Start AVAILABLE RECORDS
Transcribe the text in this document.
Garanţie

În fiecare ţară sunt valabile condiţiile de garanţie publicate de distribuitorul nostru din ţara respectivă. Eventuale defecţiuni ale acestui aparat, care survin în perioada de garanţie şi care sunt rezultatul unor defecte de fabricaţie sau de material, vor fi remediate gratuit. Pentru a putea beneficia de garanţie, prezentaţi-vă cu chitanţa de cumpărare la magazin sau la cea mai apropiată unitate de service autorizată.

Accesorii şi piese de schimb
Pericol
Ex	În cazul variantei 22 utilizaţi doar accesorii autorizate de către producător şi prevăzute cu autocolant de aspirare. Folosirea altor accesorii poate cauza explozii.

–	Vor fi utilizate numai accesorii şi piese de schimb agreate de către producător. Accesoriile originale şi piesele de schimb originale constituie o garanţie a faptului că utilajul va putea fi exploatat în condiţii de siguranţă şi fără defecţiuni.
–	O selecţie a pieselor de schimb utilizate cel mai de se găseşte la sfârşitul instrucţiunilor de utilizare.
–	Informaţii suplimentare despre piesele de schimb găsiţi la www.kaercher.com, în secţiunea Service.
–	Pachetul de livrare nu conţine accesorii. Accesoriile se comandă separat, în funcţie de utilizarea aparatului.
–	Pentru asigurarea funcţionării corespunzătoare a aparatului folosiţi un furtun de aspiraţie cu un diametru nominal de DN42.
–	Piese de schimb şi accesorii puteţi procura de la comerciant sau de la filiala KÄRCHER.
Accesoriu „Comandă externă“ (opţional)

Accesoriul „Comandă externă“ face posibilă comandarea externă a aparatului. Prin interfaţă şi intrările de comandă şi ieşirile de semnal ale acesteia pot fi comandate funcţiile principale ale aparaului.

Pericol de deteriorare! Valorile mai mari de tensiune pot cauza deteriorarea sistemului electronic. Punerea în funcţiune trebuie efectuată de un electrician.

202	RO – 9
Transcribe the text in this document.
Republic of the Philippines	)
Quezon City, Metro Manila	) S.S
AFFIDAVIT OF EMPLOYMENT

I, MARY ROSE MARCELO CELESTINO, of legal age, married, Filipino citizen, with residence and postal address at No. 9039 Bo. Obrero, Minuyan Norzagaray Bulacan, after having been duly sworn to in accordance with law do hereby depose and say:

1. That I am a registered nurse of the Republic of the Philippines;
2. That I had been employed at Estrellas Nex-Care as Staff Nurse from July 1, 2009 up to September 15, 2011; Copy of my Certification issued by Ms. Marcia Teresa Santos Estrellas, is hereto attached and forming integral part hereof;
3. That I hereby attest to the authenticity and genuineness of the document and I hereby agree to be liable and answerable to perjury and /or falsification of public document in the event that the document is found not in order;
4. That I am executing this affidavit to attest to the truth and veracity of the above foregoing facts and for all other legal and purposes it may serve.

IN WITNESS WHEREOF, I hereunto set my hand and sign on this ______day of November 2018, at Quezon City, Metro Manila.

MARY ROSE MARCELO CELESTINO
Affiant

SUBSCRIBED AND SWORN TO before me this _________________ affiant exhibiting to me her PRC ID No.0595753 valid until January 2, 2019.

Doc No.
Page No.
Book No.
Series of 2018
End AVAILABLE RECORDS
PROBLEM REQUIREMENTS :: Retype every entry above, word for word.

SOLUTION FOR THIS PROBLEM ::
Transcribe the text in this document.
Garanţie

În fiecare ţară sunt valabile condiţiile de garanţie publicate de distribuitorul nostru din ţara respectivă. Eventuale defecţiuni ale acestui aparat, care survin în perioada de garanţie şi care sunt rezultatul unor defecte de fabricaţie sau de material, vor fi remediate gratuit. Pentru a putea beneficia de garanţie, prezentaţi-vă cu chitanţa de cumpărare la magazin sau la cea mai apropiată unitate de service autorizată.

Accesorii şi piese de schimb
Pericol
Ex	În cazul variantei 22 utilizaţi doar accesorii autorizate de către producător şi prevăzute cu autocolant de aspirare. Folosirea altor accesorii poate cauza explozii.

–	Vor fi utilizate numai accesorii şi piese de schimb agreate de către producător. Accesoriile originale şi piesele de schimb originale constituie o garanţie a faptului că utilajul va putea fi exploatat în condiţii de siguranţă şi fără defecţiuni.
–	O selecţie a pieselor de schimb utilizate cel mai de se găseşte la sfârşitul instrucţiunilor de utilizare.
–	Informaţii suplimentare despre piesele de schimb găsiţi la www.kaercher.com, în secţiunea Service.
–	Pachetul de livrare nu conţine accesorii. Accesoriile se comandă separat, în funcţie de utilizarea aparatului.
–	Pentru asigurarea funcţionării corespunzătoare a aparatului folosiţi un furtun de aspiraţie cu un diametru nominal de DN42.
–	Piese de schimb şi accesorii puteţi procura de la comerciant sau de la filiala KÄRCHER.
Accesoriu „Comandă externă“ (opţional)

Accesoriul „Comandă externă“ face posibilă comandarea externă a aparatului. Prin interfaţă şi intrările de comandă şi ieşirile de semnal ale acesteia pot fi comandate funcţiile principale ale aparaului.

Pericol de deteriorare! Valorile mai mari de tensiune pot cauza deteriorarea sistemului electronic. Punerea în funcţiune trebuie efectuată de un electrician.

202	RO – 9
Transcribe the text in this document.
Republic of the Philippines	)
Quezon City, Metro Manila	) S.S
AFFIDAVIT OF EMPLOYMENT

I, MARY ROSE MARCELO CELESTINO, of legal age, married, Filipino citizen, with residence and postal address at No. 9039 Bo. Obrero, Minuyan Norzagaray Bulacan, after having been duly sworn to in accordance with law do hereby depose and say:

1. That I am a registered nurse of the Republic of the Philippines;
2. That I had been employed at Estrellas Nex-Care as Staff Nurse from July 1, 2009 up to September 15, 2011; Copy of my Certification issued by Ms. Marcia Teresa Santos Estrellas, is hereto attached and forming integral part hereof;
3. That I hereby attest to the authenticity and genuineness of the document and I hereby agree to be liable and answerable to perjury and /or falsification of public document in the event that the document is found not in order;
4. That I am executing this affidavit to attest to the truth and veracity of the above foregoing facts and for all other legal and purposes it may serve.

IN WITNESS WHEREOF, I hereunto set my hand and sign on this ______day of November 2018, at Quezon City, Metro Manila.

MARY ROSE MARCELO CELESTINO
Affiant

SUBSCRIBED AND SWORN TO before me this _________________ affiant exhibiting to me her PRC ID No.0595753 valid until January 2, 2019.

Doc No.
Page No.
Book No.
Series of 2018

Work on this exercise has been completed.